## Supplied records
=-=-=-=-=

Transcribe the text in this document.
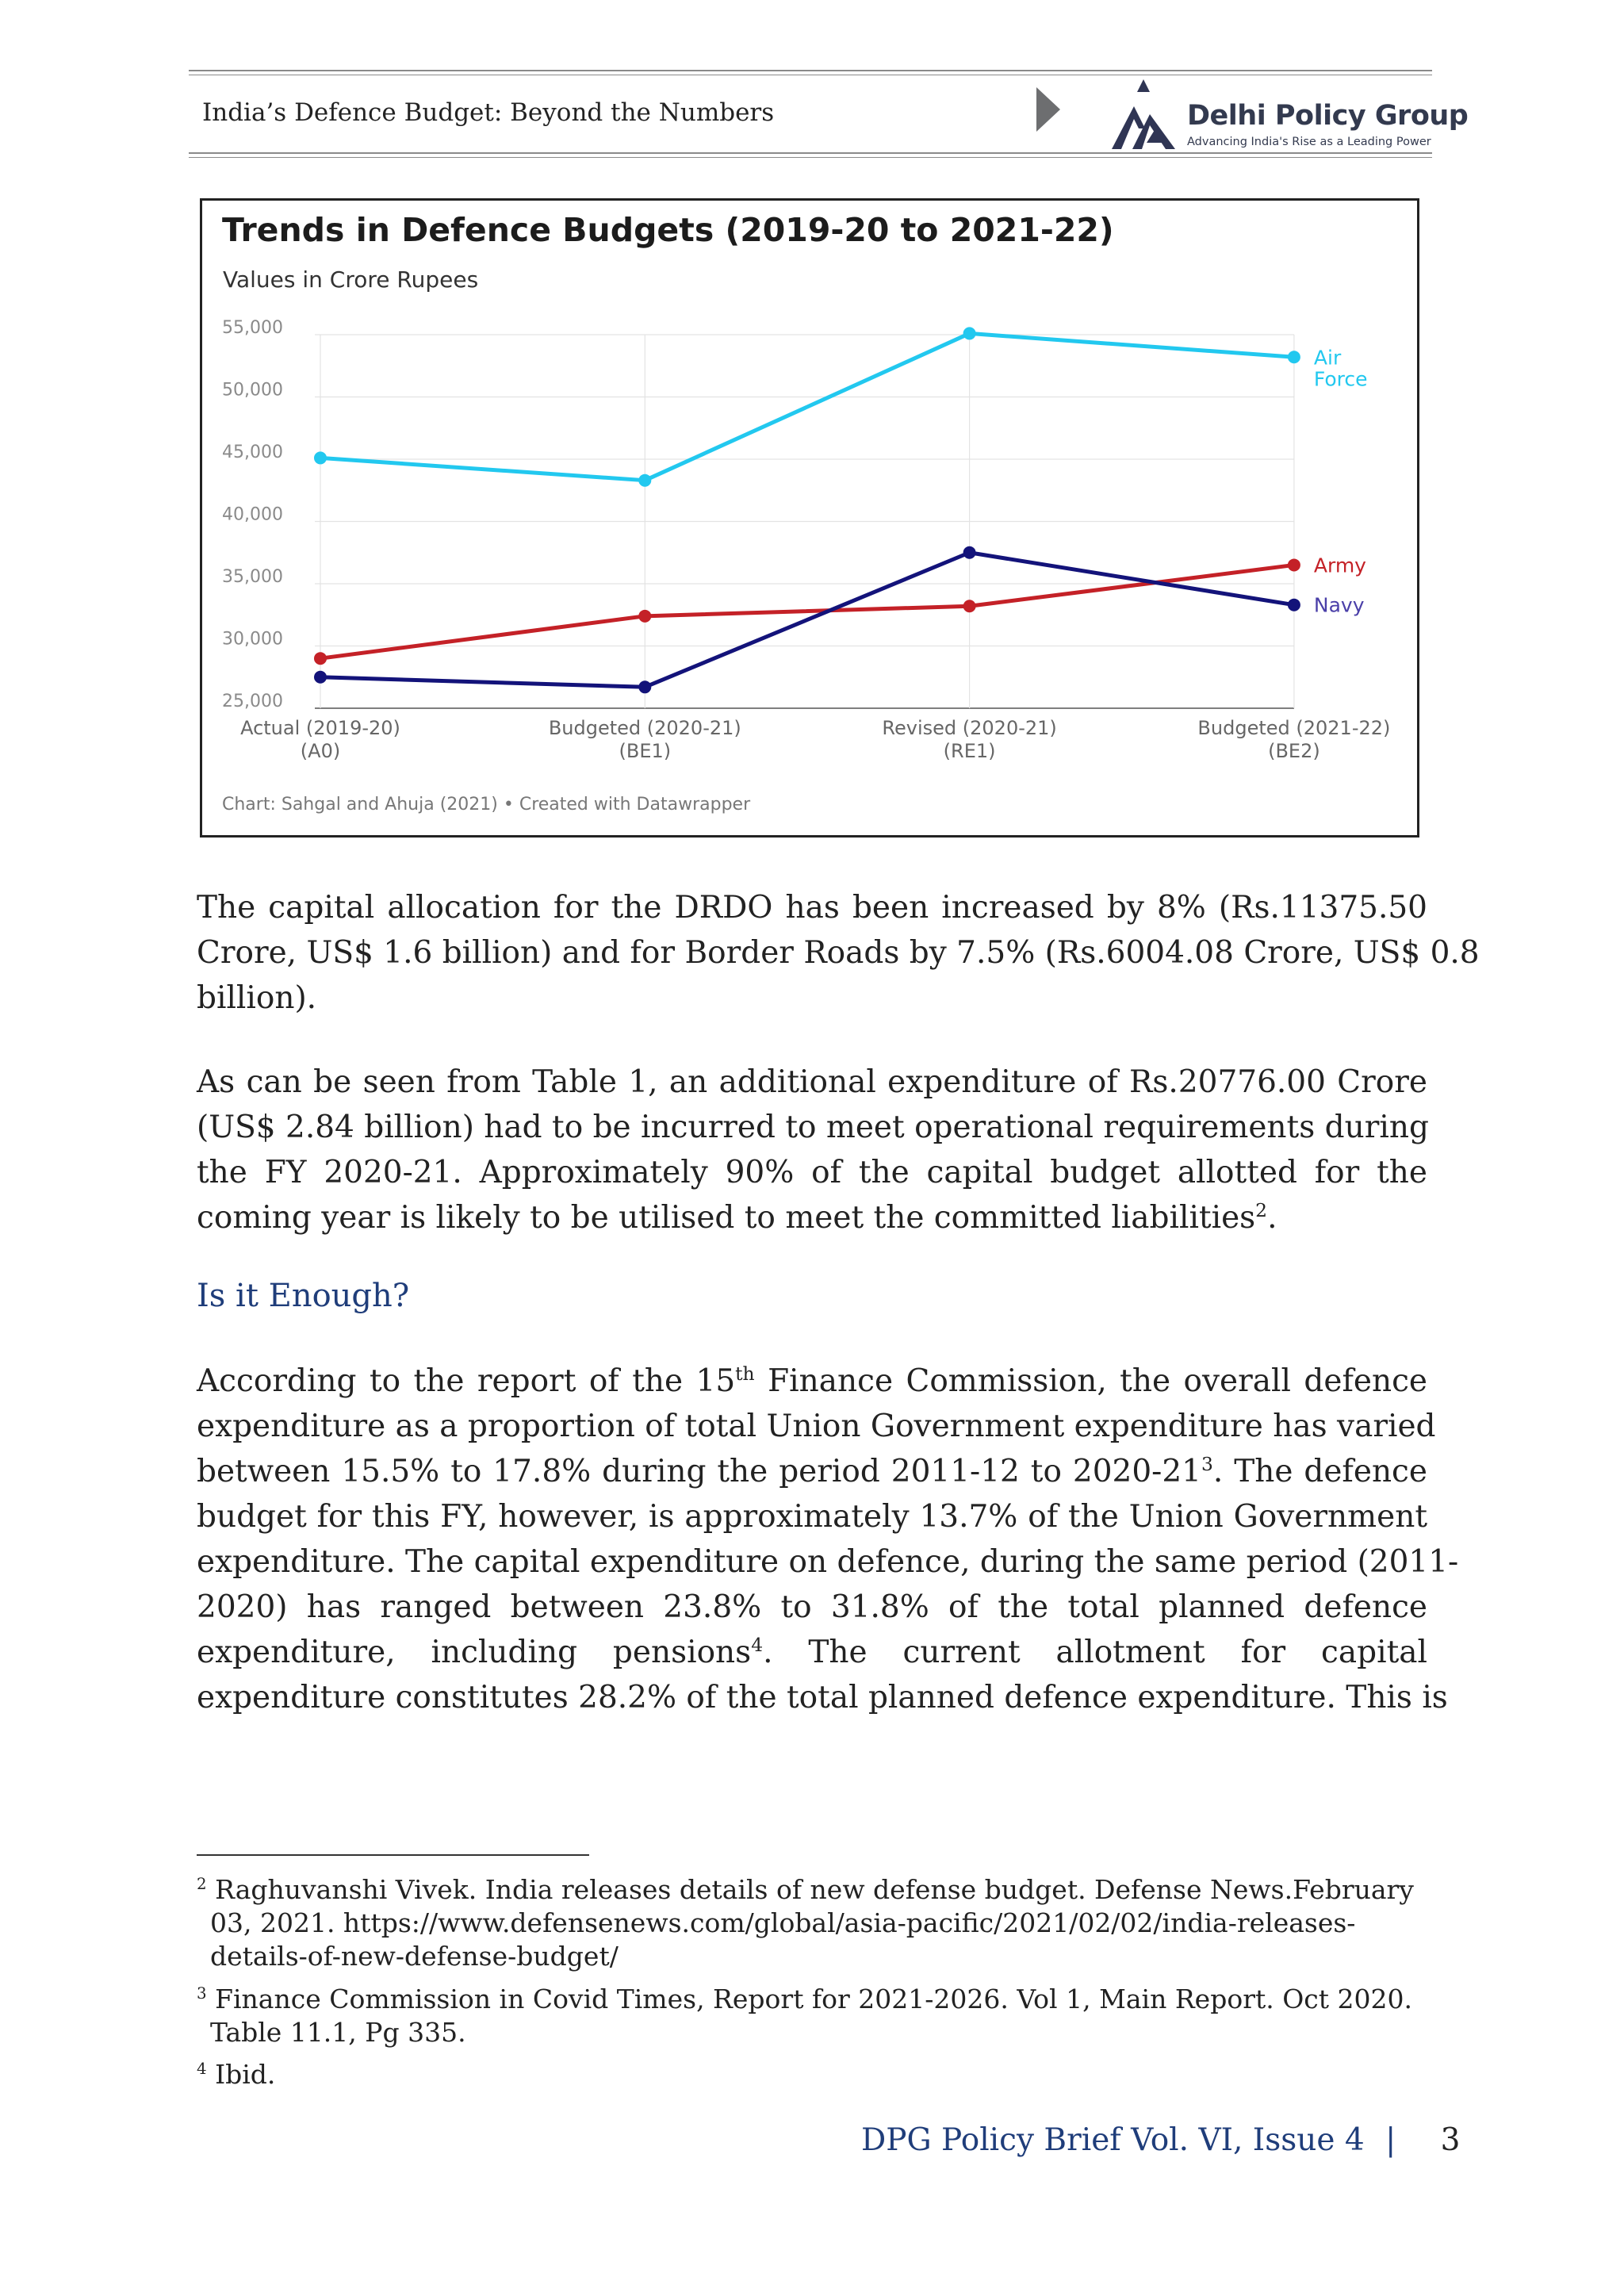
India’s Defence Budget: Beyond the Numbers	Delhi Policy Group
Advancing India's Rise as a Leading Power
Trends in Defence Budgets (2019-20 to 2021-22)
Values in Crore Rupees
55,000
50,000
45,000
40,000
35,000
30,000
25,000
Actual (2019-20)
(A0)
Budgeted (2020-21)
(BE1)
Revised (2020-21)
(RE1)
Budgeted (2021-22)
(BE2)
Air
Force
Army
Navy
Chart: Sahgal and Ahuja (2021) • Created with Datawrapper
The capital allocation for the DRDO has been increased by 8% (Rs.11375.50
Crore, US$ 1.6 billion) and for Border Roads by 7.5% (Rs.6004.08 Crore, US$ 0.8
billion).
As can be seen from Table 1, an additional expenditure of Rs.20776.00 Crore
(US$ 2.84 billion) had to be incurred to meet operational requirements during
the FY 2020-21. Approximately 90% of the capital budget allotted for the
coming year is likely to be utilised to meet the committed liabilities$^2$.
Is it Enough?
According to the report of the 15th Finance Commission, the overall defence
expenditure as a proportion of total Union Government expenditure has varied
between 15.5% to 17.8% during the period 2011-12 to $2020-21^3$. The defence
budget for this FY, however, is approximately 13.7% of the Union Government
expenditure. The capital expenditure on defence, during the same period (2011-
2020) has ranged between 23.8% to 31.8% of the total planned defence
expenditure, including pensions$^4$. The current allotment for capital
expenditure constitutes 28.2% of the total planned defence expenditure. This is
$^2$ Raghuvanshi Vivek. India releases details of new defense budget. Defense News.February
03, 2021. https://www.defensenews.com/global/asia-pacific/2021/02/02/india-releases-
details-of-new-defense-budget/
$^3$ Finance Commission in Covid Times, Report for 2021-2026. Vol 1, Main Report. Oct 2020.
Table 11.1, Pg 335.
$^4$ Ibid.
DPG Policy Brief Vol. VI, Issue 4 | 3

=-=-=-=-=

## Task goal
Show all lines from the data above in which the word "Finance" appears.

## Result for this task
According to the report of the 15th Finance Commission, the overall defence
$^3$ Finance Commission in Covid Times, Report for 2021-2026. Vol 1, Main Report. Oct 2020.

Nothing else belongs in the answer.